Given task: Below are the records; reproduce all of them exactly but without any images.

------------------------------

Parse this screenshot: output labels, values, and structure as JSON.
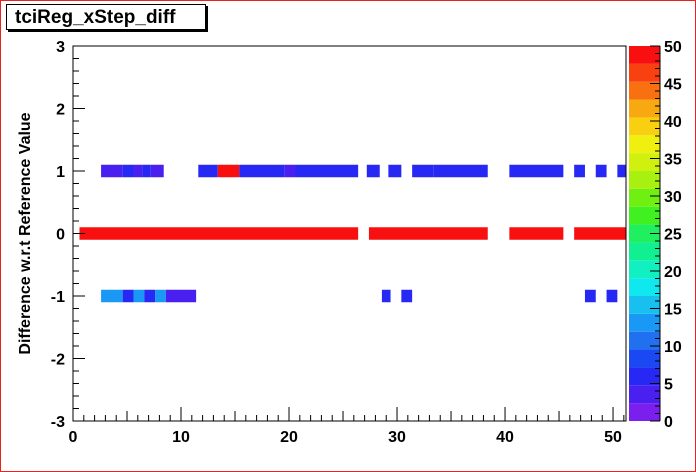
{
  "chart_data": {
    "type": "heatmap",
    "title": "tciReg_xStep_diff",
    "ylabel": "Difference w.r.t Reference Value",
    "xlabel": "",
    "xlim": [
      0,
      51.2
    ],
    "ylim": [
      -3,
      3
    ],
    "xticks": [
      "0",
      "10",
      "20",
      "30",
      "40",
      "50"
    ],
    "yticks": [
      "-3",
      "-2",
      "-1",
      "0",
      "1",
      "2",
      "3"
    ],
    "palette_scale": {
      "min": 0,
      "max": 50,
      "labels": [
        "0",
        "5",
        "10",
        "15",
        "20",
        "25",
        "30",
        "35",
        "40",
        "45",
        "50"
      ],
      "colors": [
        "#7a1fee",
        "#4a20f0",
        "#2828f5",
        "#1a48f2",
        "#2070f0",
        "#1a98f5",
        "#18c0f0",
        "#10e8f0",
        "#10f0c0",
        "#10f090",
        "#20f060",
        "#40f020",
        "#70f010",
        "#a8f010",
        "#d0f010",
        "#f0f010",
        "#f8d010",
        "#f8a810",
        "#f87010",
        "#f84010",
        "#f81010"
      ]
    },
    "cells": [
      {
        "y": 1,
        "x0": 2.6,
        "x1": 4.6,
        "value": 3
      },
      {
        "y": 1,
        "x0": 4.6,
        "x1": 5.6,
        "value": 5
      },
      {
        "y": 1,
        "x0": 5.6,
        "x1": 6.4,
        "value": 3
      },
      {
        "y": 1,
        "x0": 6.4,
        "x1": 7.2,
        "value": 5
      },
      {
        "y": 1,
        "x0": 7.2,
        "x1": 8.4,
        "value": 3
      },
      {
        "y": 1,
        "x0": 11.6,
        "x1": 13.4,
        "value": 7
      },
      {
        "y": 1,
        "x0": 13.4,
        "x1": 15.4,
        "value": 50
      },
      {
        "y": 1,
        "x0": 15.4,
        "x1": 19.6,
        "value": 5
      },
      {
        "y": 1,
        "x0": 19.6,
        "x1": 20.6,
        "value": 3
      },
      {
        "y": 1,
        "x0": 20.6,
        "x1": 26.4,
        "value": 5
      },
      {
        "y": 1,
        "x0": 27.2,
        "x1": 28.4,
        "value": 7
      },
      {
        "y": 1,
        "x0": 29.2,
        "x1": 30.4,
        "value": 7
      },
      {
        "y": 1,
        "x0": 31.4,
        "x1": 33.4,
        "value": 7
      },
      {
        "y": 1,
        "x0": 33.4,
        "x1": 38.4,
        "value": 5
      },
      {
        "y": 1,
        "x0": 40.4,
        "x1": 45.4,
        "value": 5
      },
      {
        "y": 1,
        "x0": 46.4,
        "x1": 47.4,
        "value": 7
      },
      {
        "y": 1,
        "x0": 48.4,
        "x1": 49.4,
        "value": 7
      },
      {
        "y": 1,
        "x0": 50.4,
        "x1": 51.2,
        "value": 5
      },
      {
        "y": 0,
        "x0": 0.6,
        "x1": 26.4,
        "value": 50
      },
      {
        "y": 0,
        "x0": 27.4,
        "x1": 38.4,
        "value": 50
      },
      {
        "y": 0,
        "x0": 40.4,
        "x1": 45.4,
        "value": 50
      },
      {
        "y": 0,
        "x0": 46.4,
        "x1": 51.2,
        "value": 50
      },
      {
        "y": -1,
        "x0": 2.6,
        "x1": 4.6,
        "value": 12
      },
      {
        "y": -1,
        "x0": 4.6,
        "x1": 5.6,
        "value": 7
      },
      {
        "y": -1,
        "x0": 5.6,
        "x1": 6.6,
        "value": 12
      },
      {
        "y": -1,
        "x0": 6.6,
        "x1": 7.6,
        "value": 5
      },
      {
        "y": -1,
        "x0": 7.6,
        "x1": 8.6,
        "value": 12
      },
      {
        "y": -1,
        "x0": 8.6,
        "x1": 11.4,
        "value": 3
      },
      {
        "y": -1,
        "x0": 28.6,
        "x1": 29.4,
        "value": 5
      },
      {
        "y": -1,
        "x0": 30.4,
        "x1": 31.4,
        "value": 5
      },
      {
        "y": -1,
        "x0": 47.4,
        "x1": 48.4,
        "value": 5
      },
      {
        "y": -1,
        "x0": 49.4,
        "x1": 50.4,
        "value": 5
      }
    ]
  }
}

------------------------------

Written solution:
Parse this screenshot: output labels, values, and structure as JSON.
{
  "chart_data": {
    "type": "heatmap",
    "title": "tciReg_xStep_diff",
    "ylabel": "Difference w.r.t Reference Value",
    "xlabel": "",
    "xlim": [
      0,
      51.2
    ],
    "ylim": [
      -3,
      3
    ],
    "xticks": [
      "0",
      "10",
      "20",
      "30",
      "40",
      "50"
    ],
    "yticks": [
      "-3",
      "-2",
      "-1",
      "0",
      "1",
      "2",
      "3"
    ],
    "palette_scale": {
      "min": 0,
      "max": 50,
      "labels": [
        "0",
        "5",
        "10",
        "15",
        "20",
        "25",
        "30",
        "35",
        "40",
        "45",
        "50"
      ],
      "colors": [
        "#7a1fee",
        "#4a20f0",
        "#2828f5",
        "#1a48f2",
        "#2070f0",
        "#1a98f5",
        "#18c0f0",
        "#10e8f0",
        "#10f0c0",
        "#10f090",
        "#20f060",
        "#40f020",
        "#70f010",
        "#a8f010",
        "#d0f010",
        "#f0f010",
        "#f8d010",
        "#f8a810",
        "#f87010",
        "#f84010",
        "#f81010"
      ]
    },
    "cells": [
      {
        "y": 1,
        "x0": 2.6,
        "x1": 4.6,
        "value": 3
      },
      {
        "y": 1,
        "x0": 4.6,
        "x1": 5.6,
        "value": 5
      },
      {
        "y": 1,
        "x0": 5.6,
        "x1": 6.4,
        "value": 3
      },
      {
        "y": 1,
        "x0": 6.4,
        "x1": 7.2,
        "value": 5
      },
      {
        "y": 1,
        "x0": 7.2,
        "x1": 8.4,
        "value": 3
      },
      {
        "y": 1,
        "x0": 11.6,
        "x1": 13.4,
        "value": 7
      },
      {
        "y": 1,
        "x0": 13.4,
        "x1": 15.4,
        "value": 50
      },
      {
        "y": 1,
        "x0": 15.4,
        "x1": 19.6,
        "value": 5
      },
      {
        "y": 1,
        "x0": 19.6,
        "x1": 20.6,
        "value": 3
      },
      {
        "y": 1,
        "x0": 20.6,
        "x1": 26.4,
        "value": 5
      },
      {
        "y": 1,
        "x0": 27.2,
        "x1": 28.4,
        "value": 7
      },
      {
        "y": 1,
        "x0": 29.2,
        "x1": 30.4,
        "value": 7
      },
      {
        "y": 1,
        "x0": 31.4,
        "x1": 33.4,
        "value": 7
      },
      {
        "y": 1,
        "x0": 33.4,
        "x1": 38.4,
        "value": 5
      },
      {
        "y": 1,
        "x0": 40.4,
        "x1": 45.4,
        "value": 5
      },
      {
        "y": 1,
        "x0": 46.4,
        "x1": 47.4,
        "value": 7
      },
      {
        "y": 1,
        "x0": 48.4,
        "x1": 49.4,
        "value": 7
      },
      {
        "y": 1,
        "x0": 50.4,
        "x1": 51.2,
        "value": 5
      },
      {
        "y": 0,
        "x0": 0.6,
        "x1": 26.4,
        "value": 50
      },
      {
        "y": 0,
        "x0": 27.4,
        "x1": 38.4,
        "value": 50
      },
      {
        "y": 0,
        "x0": 40.4,
        "x1": 45.4,
        "value": 50
      },
      {
        "y": 0,
        "x0": 46.4,
        "x1": 51.2,
        "value": 50
      },
      {
        "y": -1,
        "x0": 2.6,
        "x1": 4.6,
        "value": 12
      },
      {
        "y": -1,
        "x0": 4.6,
        "x1": 5.6,
        "value": 7
      },
      {
        "y": -1,
        "x0": 5.6,
        "x1": 6.6,
        "value": 12
      },
      {
        "y": -1,
        "x0": 6.6,
        "x1": 7.6,
        "value": 5
      },
      {
        "y": -1,
        "x0": 7.6,
        "x1": 8.6,
        "value": 12
      },
      {
        "y": -1,
        "x0": 8.6,
        "x1": 11.4,
        "value": 3
      },
      {
        "y": -1,
        "x0": 28.6,
        "x1": 29.4,
        "value": 5
      },
      {
        "y": -1,
        "x0": 30.4,
        "x1": 31.4,
        "value": 5
      },
      {
        "y": -1,
        "x0": 47.4,
        "x1": 48.4,
        "value": 5
      },
      {
        "y": -1,
        "x0": 49.4,
        "x1": 50.4,
        "value": 5
      }
    ]
  }
}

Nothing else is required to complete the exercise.